**WHAT YOU SHOULD DO:**
Every line with the word "conta" in it should be extracted from the data that follows.

**RECORDED DATA:**
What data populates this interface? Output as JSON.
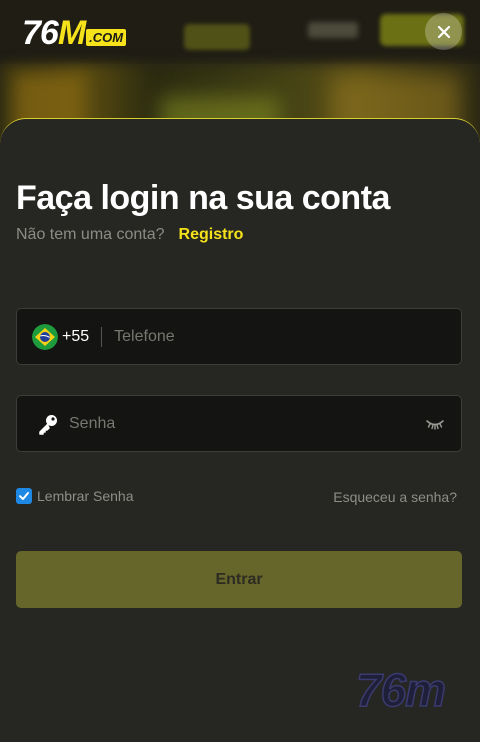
{
  "logo": {
    "num": "76",
    "m": "M",
    "com": ".COM"
  },
  "modal": {
    "title": "Faça login na sua conta",
    "subtitle": "Não tem uma conta?",
    "register_link": "Registro"
  },
  "phone": {
    "dial_code": "+55",
    "placeholder": "Telefone"
  },
  "password": {
    "placeholder": "Senha"
  },
  "remember": {
    "label": "Lembrar Senha",
    "checked": true
  },
  "forgot_link": "Esqueceu a senha?",
  "submit_label": "Entrar",
  "watermark": "76m",
  "colors": {
    "accent": "#f5e21a",
    "sheet_bg": "#262622",
    "field_bg": "#141412",
    "button_bg": "#66652a",
    "checkbox": "#1e88e5"
  },
  "icons": {
    "close": "close-icon",
    "flag": "brazil-flag-icon",
    "key": "key-icon",
    "eye": "eye-closed-icon",
    "check": "check-icon"
  }
}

**WRITTEN SOLUTION:**
    "title": "Faça login na sua conta",
    "subtitle": "Não tem uma conta?",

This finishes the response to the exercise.